*Task to complete*: Using the material below, copy every line where "PAGANDO" appears.
— Begin Data shown —
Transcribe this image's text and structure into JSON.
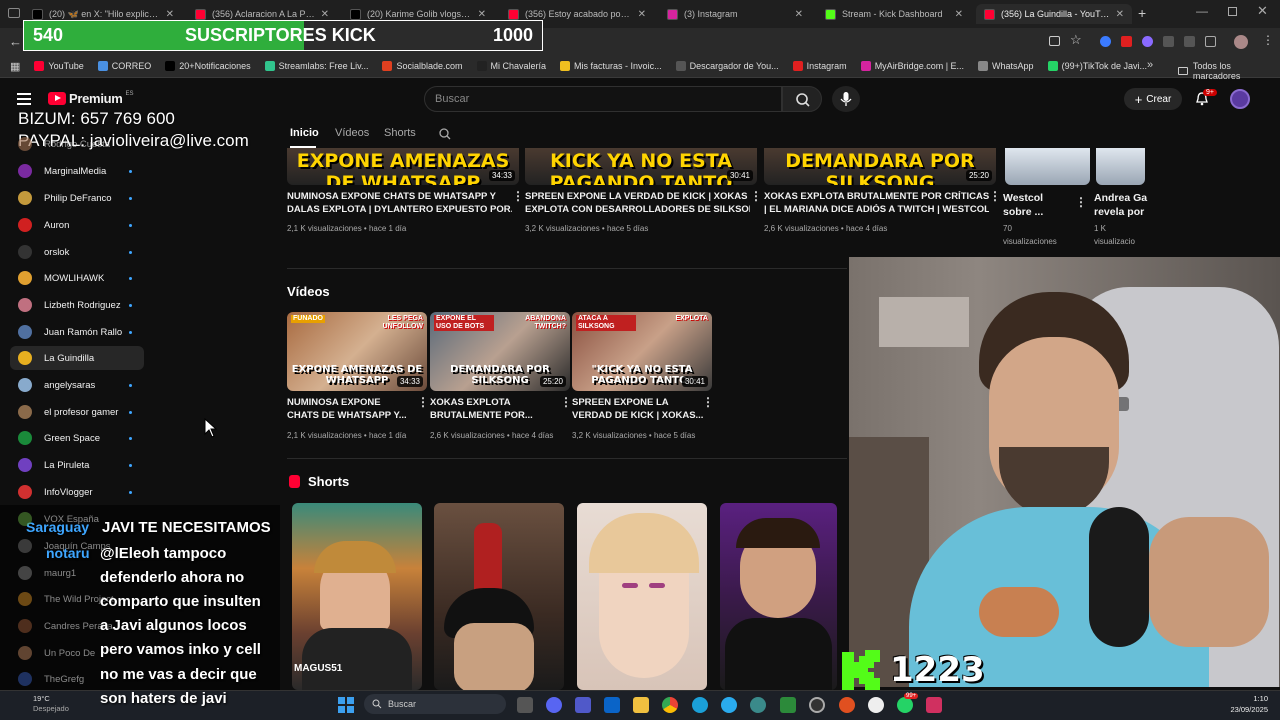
{
  "browser": {
    "tabs": [
      {
        "label": "(20) 🦋 en X: \"Hilo explicando l",
        "color": "#000"
      },
      {
        "label": "(356) Aclaracion A La Polemica",
        "color": "#ff0033"
      },
      {
        "label": "(20) Karime Golib vlogs en X: \"I",
        "color": "#000"
      },
      {
        "label": "(356) Estoy acabado por culpa",
        "color": "#ff0033"
      },
      {
        "label": "(3) Instagram",
        "color": "#d6249f"
      },
      {
        "label": "Stream - Kick Dashboard",
        "color": "#53fc18"
      },
      {
        "label": "(356) La Guindilla - YouTube",
        "color": "#ff0033"
      }
    ],
    "bookmarks": [
      "YouTube",
      "CORREO",
      "20+Notificaciones",
      "Streamlabs: Free Liv...",
      "Socialblade.com",
      "Mi Chavalería",
      "Mis facturas - Invoic...",
      "Descargador de You...",
      "Instagram",
      "MyAirBridge.com | E...",
      "WhatsApp",
      "(99+)TikTok de Javi..."
    ],
    "all_bookmarks": "Todos los marcadores"
  },
  "overlay": {
    "subs_current": "540",
    "subs_label": "SUSCRIPTORES KICK",
    "subs_goal": "1000",
    "subs_progress": 0.54,
    "bizum": "BIZUM: 657 769 600",
    "paypal": "PAYPAL: javioliveira@live.com",
    "kick_count": "1223"
  },
  "youtube": {
    "logo": "Premium",
    "logo_region": "ES",
    "search_placeholder": "Buscar",
    "create_label": "Crear",
    "notif_badge": "9+",
    "channel_tabs": [
      "Inicio",
      "Vídeos",
      "Shorts"
    ],
    "sidebar": [
      {
        "label": "Rodrigo Cuesta",
        "color": "#a07050"
      },
      {
        "label": "MarginalMedia",
        "color": "#7a2aa0"
      },
      {
        "label": "Philip DeFranco",
        "color": "#c49a3c"
      },
      {
        "label": "Auron",
        "color": "#d02020"
      },
      {
        "label": "orslok",
        "color": "#333"
      },
      {
        "label": "MOWLIHAWK",
        "color": "#e0a030"
      },
      {
        "label": "Lizbeth Rodriguez",
        "color": "#c07080"
      },
      {
        "label": "Juan Ramón Rallo",
        "color": "#5070a0"
      },
      {
        "label": "La Guindilla",
        "color": "#e8b020"
      },
      {
        "label": "angelysaras",
        "color": "#88aacc"
      },
      {
        "label": "el profesor gamer",
        "color": "#8a6a4a"
      },
      {
        "label": "Green Space",
        "color": "#1a8a3a"
      },
      {
        "label": "La Piruleta",
        "color": "#7040c0"
      },
      {
        "label": "InfoVlogger",
        "color": "#d03030"
      },
      {
        "label": "VOX España",
        "color": "#5a9a3a"
      },
      {
        "label": "Joaquín Camps",
        "color": "#666"
      },
      {
        "label": "maurg1",
        "color": "#777"
      },
      {
        "label": "The Wild Project",
        "color": "#c08020"
      },
      {
        "label": "Candres Peralta",
        "color": "#8a5030"
      },
      {
        "label": "Un Poco De",
        "color": "#aa7755"
      },
      {
        "label": "TheGrefg",
        "color": "#3355aa"
      }
    ],
    "top_row": [
      {
        "cap": "EXPONE AMENAZAS DE WHATSAPP",
        "dur": "34:33",
        "title1": "NUMINOSA EXPONE CHATS DE WHATSAPP Y",
        "title2": "DALAS EXPLOTA | DYLANTERO EXPUESTO POR...",
        "meta": "2,1 K visualizaciones • hace 1 día"
      },
      {
        "cap": "KICK YA NO ESTA PAGANDO TANTO",
        "dur": "30:41",
        "title1": "SPREEN EXPONE LA VERDAD DE KICK | XOKAS",
        "title2": "EXPLOTA CON DESARROLLADORES DE SILKSONG ...",
        "meta": "3,2 K visualizaciones • hace 5 días"
      },
      {
        "cap": "DEMANDARA POR SILKSONG",
        "dur": "25:20",
        "title1": "XOKAS EXPLOTA BRUTALMENTE POR CRÍTICAS",
        "title2": "| EL MARIANA DICE ADIÓS A TWITCH | WESTCOL...",
        "meta": "2,6 K visualizaciones • hace 4 días"
      }
    ],
    "top_shorts": [
      {
        "title1": "Westcol",
        "title2": "sobre ...",
        "meta1": "70",
        "meta2": "visualizaciones"
      },
      {
        "title1": "Andrea Ga",
        "title2": "revela por",
        "meta1": "1 K",
        "meta2": "visualizacio"
      }
    ],
    "videos_section": "Vídeos",
    "videos": [
      {
        "tag": "FUNADO",
        "tag2": "LES PEGA UNFOLLOW",
        "cap": "EXPONE AMENAZAS DE WHATSAPP",
        "dur": "34:33",
        "title1": "NUMINOSA EXPONE",
        "title2": "CHATS DE WHATSAPP Y...",
        "meta": "2,1 K visualizaciones • hace 1 día"
      },
      {
        "tag": "EXPONE EL USO DE BOTS",
        "tag2": "ABANDONA TWITCH?",
        "cap": "DEMANDARA POR SILKSONG",
        "dur": "25:20",
        "title1": "XOKAS EXPLOTA",
        "title2": "BRUTALMENTE POR...",
        "meta": "2,6 K visualizaciones • hace 4 días"
      },
      {
        "tag": "ATACA A SILKSONG",
        "tag2": "EXPLOTA",
        "cap": "\"KICK YA NO ESTA PAGANDO TANTO\"",
        "dur": "30:41",
        "title1": "SPREEN EXPONE LA",
        "title2": "VERDAD DE KICK | XOKAS...",
        "meta": "3,2 K visualizaciones • hace 5 días"
      }
    ],
    "shorts_section": "Shorts",
    "shorts_label": "MAGUS51"
  },
  "chat": {
    "line1_user": "Saraguay",
    "line1_msg": "JAVI TE NECESITAMOS",
    "line2_user": "notaru",
    "lines": [
      "@lEleoh tampoco",
      "defenderlo ahora no",
      "comparto que insulten",
      "a Javi algunos locos",
      "pero vamos inko y cell",
      "no me vas a decir que",
      "son haters de javi"
    ]
  },
  "taskbar": {
    "weather_temp": "19°C",
    "weather_desc": "Despejado",
    "search": "Buscar",
    "time": "1:10",
    "date": "23/09/2025",
    "badge": "99+"
  },
  "colors": {
    "kick_green": "#53fc18",
    "youtube_red": "#ff0033",
    "bar_green": "#2fae3c",
    "link_blue": "#3ea6ff"
  }
}
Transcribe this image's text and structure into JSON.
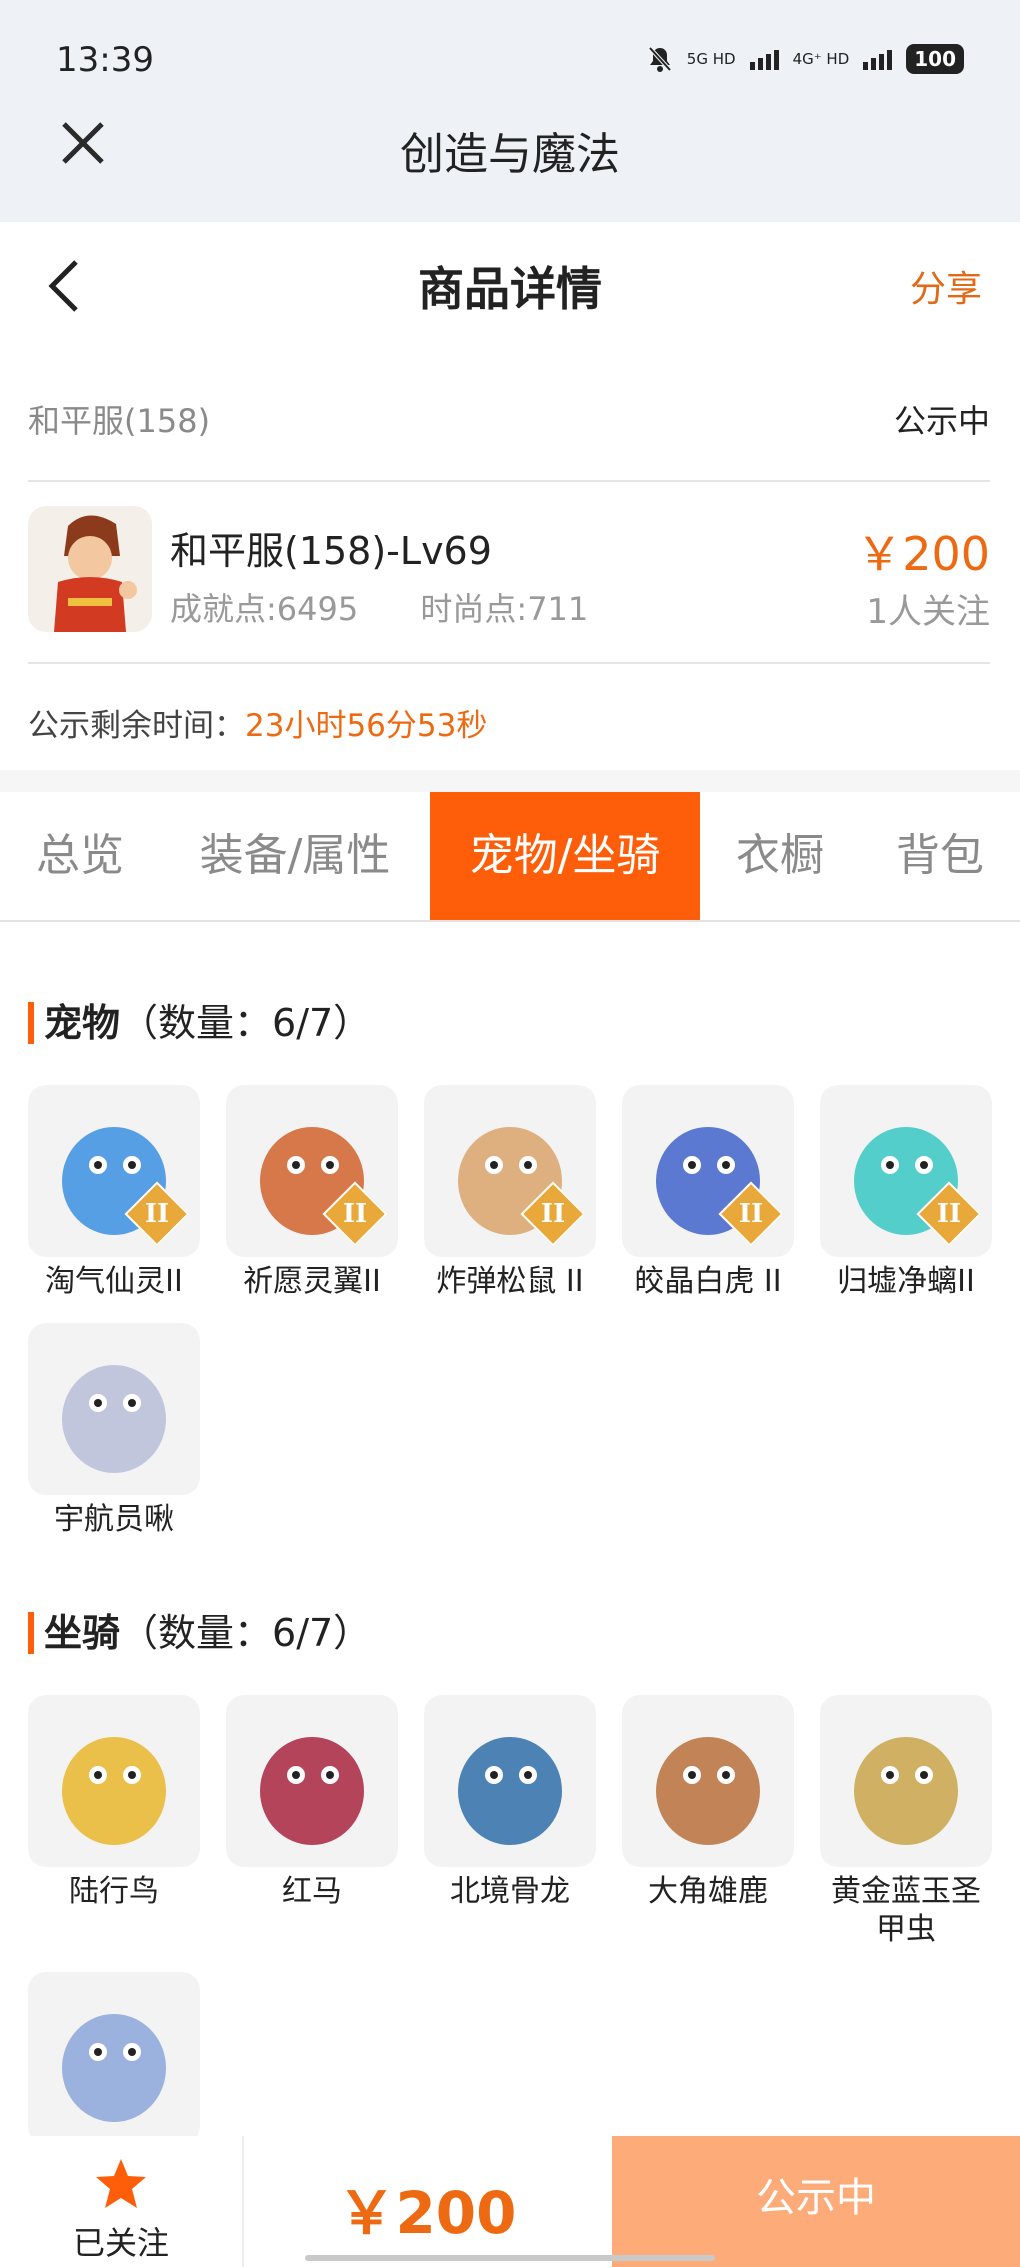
{
  "status_bar": {
    "time": "13:39",
    "net1": "5G HD",
    "net2": "4G⁺ HD",
    "battery": "100"
  },
  "app_bar": {
    "title": "创造与魔法"
  },
  "header": {
    "title": "商品详情",
    "share_label": "分享"
  },
  "listing": {
    "server": "和平服(158)",
    "status": "公示中",
    "character": "和平服(158)-Lv69",
    "achievement": "成就点:6495",
    "fashion": "时尚点:711",
    "price": "￥200",
    "followers": "1人关注",
    "timer_label": "公示剩余时间：",
    "timer_value": "23小时56分53秒"
  },
  "tabs": [
    {
      "label": "总览"
    },
    {
      "label": "装备/属性"
    },
    {
      "label": "宠物/坐骑",
      "active": true
    },
    {
      "label": "衣橱"
    },
    {
      "label": "背包"
    }
  ],
  "pets": {
    "title": "宠物",
    "count": "（数量：6/7）",
    "items": [
      {
        "name": "淘气仙灵II",
        "badge": "II",
        "color": "#3b8fe0"
      },
      {
        "name": "祈愿灵翼II",
        "badge": "II",
        "color": "#d0612b"
      },
      {
        "name": "炸弹松鼠 II",
        "badge": "II",
        "color": "#d9a36a"
      },
      {
        "name": "皎晶白虎 II",
        "badge": "II",
        "color": "#3f63c9"
      },
      {
        "name": "归墟净螭II",
        "badge": "II",
        "color": "#36c7c2"
      },
      {
        "name": "宇航员啾",
        "color": "#b9bdd8"
      }
    ]
  },
  "mounts": {
    "title": "坐骑",
    "count": "（数量：6/7）",
    "items": [
      {
        "name": "陆行鸟",
        "color": "#e8b52c"
      },
      {
        "name": "红马",
        "color": "#a8243e"
      },
      {
        "name": "北境骨龙",
        "color": "#2f6fa8"
      },
      {
        "name": "大角雄鹿",
        "color": "#b8703a"
      },
      {
        "name": "黄金蓝玉圣甲虫",
        "color": "#c9a44a"
      },
      {
        "name": "",
        "color": "#8aa6d8"
      }
    ]
  },
  "bottom": {
    "follow_label": "已关注",
    "price": "￥200",
    "status": "公示中"
  }
}
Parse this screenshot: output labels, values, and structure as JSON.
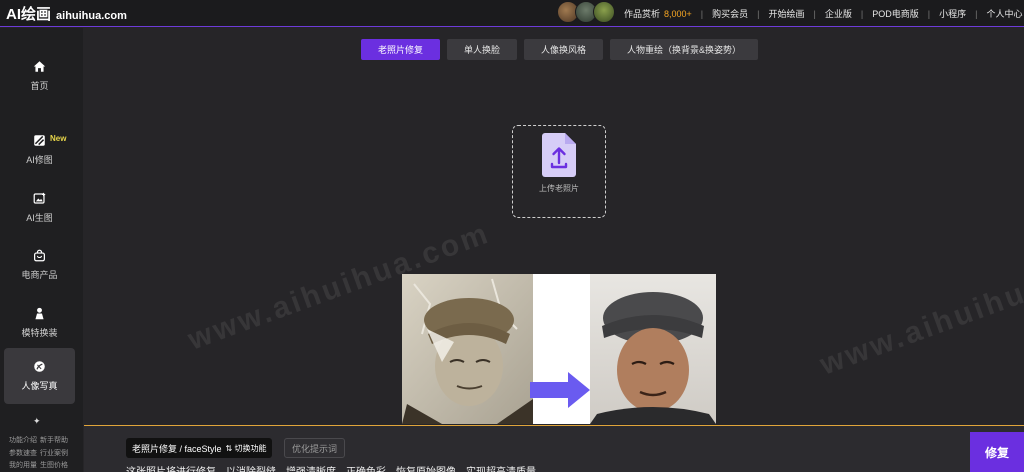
{
  "header": {
    "logo": "AI绘画",
    "domain": "aihuihua.com",
    "nav": {
      "works_label": "作品赏析",
      "works_count": "8,000+",
      "items": [
        "购买会员",
        "开始绘画",
        "企业版",
        "POD电商版",
        "小程序",
        "个人中心"
      ]
    }
  },
  "sidebar": {
    "items": [
      {
        "label": "首页",
        "icon": "home-icon"
      },
      {
        "label": "AI修图",
        "icon": "edit-image-icon",
        "tag": "New"
      },
      {
        "label": "AI生图",
        "icon": "image-generate-icon"
      },
      {
        "label": "电商产品",
        "icon": "shopping-bag-icon"
      },
      {
        "label": "模特换装",
        "icon": "model-icon"
      },
      {
        "label": "人像写真",
        "icon": "portrait-icon"
      }
    ],
    "footer": [
      [
        "功能介绍",
        "新手帮助"
      ],
      [
        "参数速查",
        "行业案例"
      ],
      [
        "我的用量",
        "生图价格"
      ]
    ]
  },
  "tabs": [
    "老照片修复",
    "单人换脸",
    "人像换风格",
    "人物重绘（换背景&换姿势）"
  ],
  "upload": {
    "label": "上传老照片"
  },
  "watermark": "www.aihuihua.com",
  "bottom": {
    "style_label": "老照片修复 / faceStyle",
    "switch_label": "⇅ 切换功能",
    "optimize_label": "优化提示词",
    "description": "这张照片将进行修复，以消除裂缝，增强清晰度，正确色彩，恢复原始图像，实现超高清质量。",
    "fix_label": "修复"
  },
  "colors": {
    "accent": "#6b2fe0",
    "highlight": "#f6a623",
    "new_tag": "#e8d64a"
  }
}
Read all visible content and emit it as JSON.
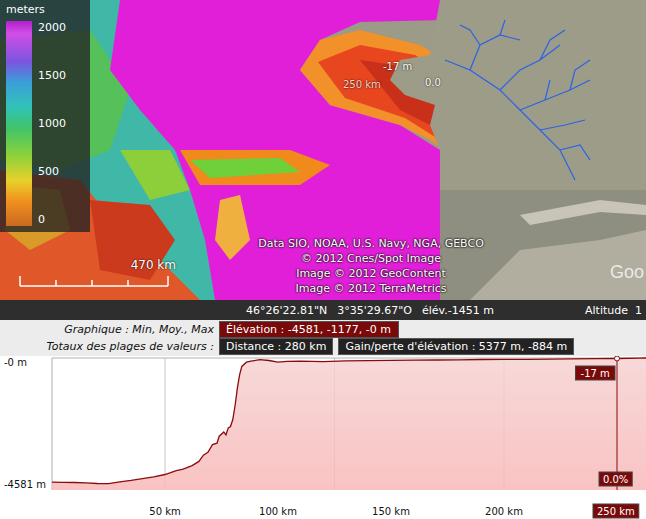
{
  "map": {
    "legend": {
      "title": "meters",
      "ticks": [
        "2000",
        "1500",
        "1000",
        "500",
        "0"
      ]
    },
    "attribution": [
      "Data SIO, NOAA, U.S. Navy, NGA, GEBCO",
      "© 2012 Cnes/Spot Image",
      "Image © 2012 GeoContent",
      "Image © 2012 TerraMetrics"
    ],
    "scale": "470  km",
    "labels": [
      {
        "text": "-17 m"
      },
      {
        "text": "250 km"
      },
      {
        "text": "0.0"
      }
    ],
    "logo": "Goo"
  },
  "status_bar": {
    "latitude": "46°26'22.81\"N",
    "longitude": "3°35'29.67\"O",
    "elevation": "élév.-1451 m",
    "altitude": "Altitude  1"
  },
  "profile": {
    "summary": [
      {
        "label": "Graphique : Min, Moy., Max",
        "values": [
          "Élévation : -4581, -1177, -0 m"
        ]
      },
      {
        "label": "Totaux des plages de valeurs :",
        "values": [
          "Distance : 280 km",
          "Gain/perte d'élévation : 5377 m, -884 m"
        ]
      }
    ],
    "y_ticks": [
      "-0 m",
      "-4581 m"
    ],
    "x_ticks": [
      "50 km",
      "100 km",
      "150 km",
      "200 km"
    ],
    "cursor": {
      "km": 250,
      "distance": "250 km",
      "elevation": "-17 m",
      "slope": "0.0%"
    },
    "series": {
      "distance_km": [
        0,
        5,
        10,
        15,
        20,
        25,
        30,
        35,
        40,
        45,
        50,
        55,
        58,
        62,
        65,
        67,
        69,
        71,
        73,
        74,
        76,
        77,
        78,
        79,
        80,
        81,
        82,
        83,
        84,
        86,
        88,
        92,
        96,
        100,
        104,
        110,
        120,
        130,
        140,
        150,
        160,
        170,
        180,
        190,
        200,
        210,
        220,
        230,
        240,
        250,
        260,
        263
      ],
      "elevation_m": [
        -4440,
        -4450,
        -4455,
        -4470,
        -4490,
        -4495,
        -4430,
        -4380,
        -4320,
        -4250,
        -4170,
        -4030,
        -3980,
        -3850,
        -3700,
        -3480,
        -3380,
        -3100,
        -3050,
        -2800,
        -2650,
        -2750,
        -2500,
        -2450,
        -2200,
        -1700,
        -1100,
        -600,
        -300,
        -150,
        -110,
        -60,
        -90,
        -150,
        -120,
        -110,
        -130,
        -100,
        -95,
        -85,
        -75,
        -70,
        -65,
        -55,
        -50,
        -45,
        -40,
        -30,
        -25,
        -17,
        -5,
        0
      ]
    }
  }
}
— End Data shown —
*Complete output*:
        "cap": "KICK YA NO ESTA PAGANDO TANTO",
        "cap": "\"KICK YA NO ESTA PAGANDO TANTO\"",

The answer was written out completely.